◆ PROBLEM TO WORK ON
Below are some records. Pull every line that contains the word "color".

◆ GIVEN INFORMATION
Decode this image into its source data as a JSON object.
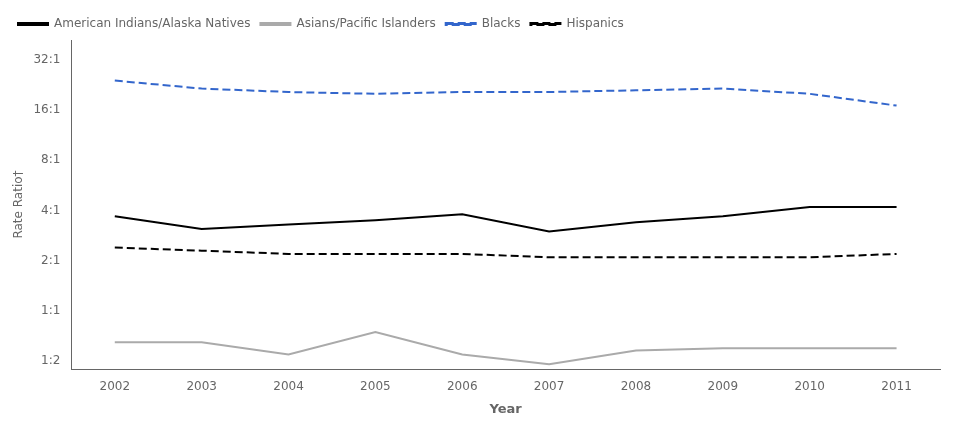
{
  "chart_data": {
    "type": "line",
    "x": [
      2002,
      2003,
      2004,
      2005,
      2006,
      2007,
      2008,
      2009,
      2010,
      2011
    ],
    "series": [
      {
        "name": "American Indians/Alaska Natives",
        "color": "#000000",
        "line_style": "solid",
        "values": [
          3.7,
          3.1,
          3.3,
          3.5,
          3.8,
          3.0,
          3.4,
          3.7,
          4.2,
          4.2
        ]
      },
      {
        "name": "Asians/Pacific Islanders",
        "color": "#aaaaaa",
        "line_style": "solid",
        "values": [
          0.65,
          0.65,
          0.55,
          0.75,
          0.55,
          0.48,
          0.58,
          0.6,
          0.6,
          0.6
        ]
      },
      {
        "name": "Blacks",
        "color": "#3366cc",
        "line_style": "dashed",
        "values": [
          24.0,
          21.5,
          20.5,
          20.0,
          20.5,
          20.5,
          21.0,
          21.5,
          20.0,
          17.0
        ]
      },
      {
        "name": "Hispanics",
        "color": "#000000",
        "line_style": "dashed",
        "values": [
          2.4,
          2.3,
          2.2,
          2.2,
          2.2,
          2.1,
          2.1,
          2.1,
          2.1,
          2.2
        ]
      }
    ],
    "x_label": "Year",
    "y_label": "Rate Ratio†",
    "xlim": [
      2001.5,
      2011.5
    ],
    "xticks": [
      2002,
      2003,
      2004,
      2005,
      2006,
      2007,
      2008,
      2009,
      2010,
      2011
    ],
    "ylim": [
      0.45,
      42
    ],
    "yticks": [
      {
        "value": 32,
        "label": "32:1"
      },
      {
        "value": 16,
        "label": "16:1"
      },
      {
        "value": 8,
        "label": "8:1"
      },
      {
        "value": 4,
        "label": "4:1"
      },
      {
        "value": 2,
        "label": "2:1"
      },
      {
        "value": 1,
        "label": "1:1"
      },
      {
        "value": 0.5,
        "label": "1:2"
      }
    ],
    "log": "y",
    "grid": false,
    "legend": "upper left"
  }
}
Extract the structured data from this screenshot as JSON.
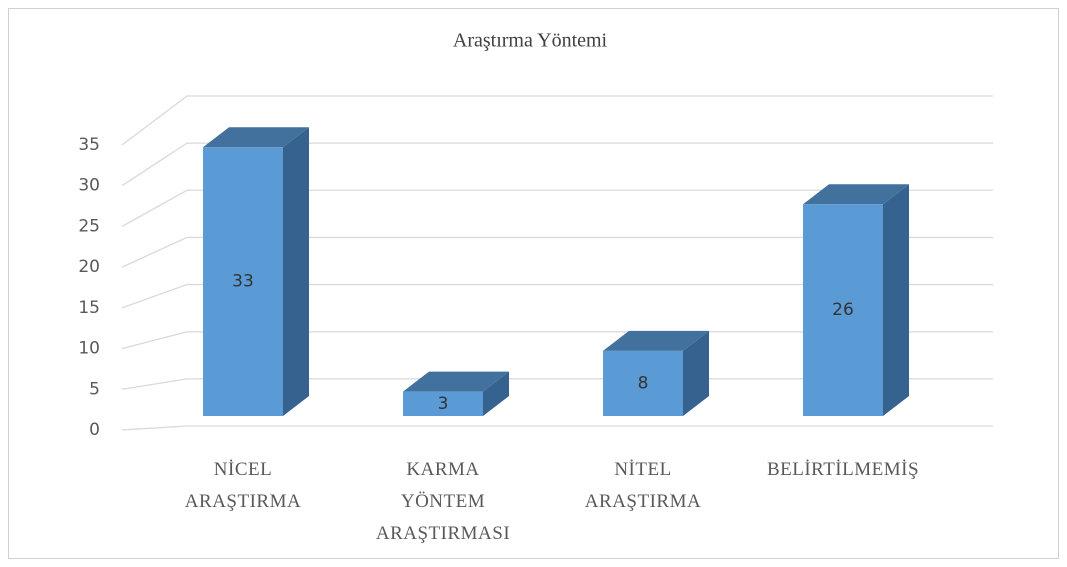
{
  "chart_data": {
    "type": "bar3d",
    "title": "Araştırma Yöntemi",
    "categories": [
      "NİCEL ARAŞTIRMA",
      "KARMA YÖNTEM ARAŞTIRMASI",
      "NİTEL ARAŞTIRMA",
      "BELİRTİLMEMİŞ"
    ],
    "values": [
      33,
      3,
      8,
      26
    ],
    "color": "#5b9bd5",
    "ylim": [
      0,
      35
    ],
    "yticks": [
      0,
      5,
      10,
      15,
      20,
      25,
      30,
      35
    ],
    "grid": true
  }
}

◆ THE ANSWER
        "color": "#000000",
        "color": "#aaaaaa",
        "color": "#3366cc",
        "color": "#000000",
    "color": "#5b9bd5",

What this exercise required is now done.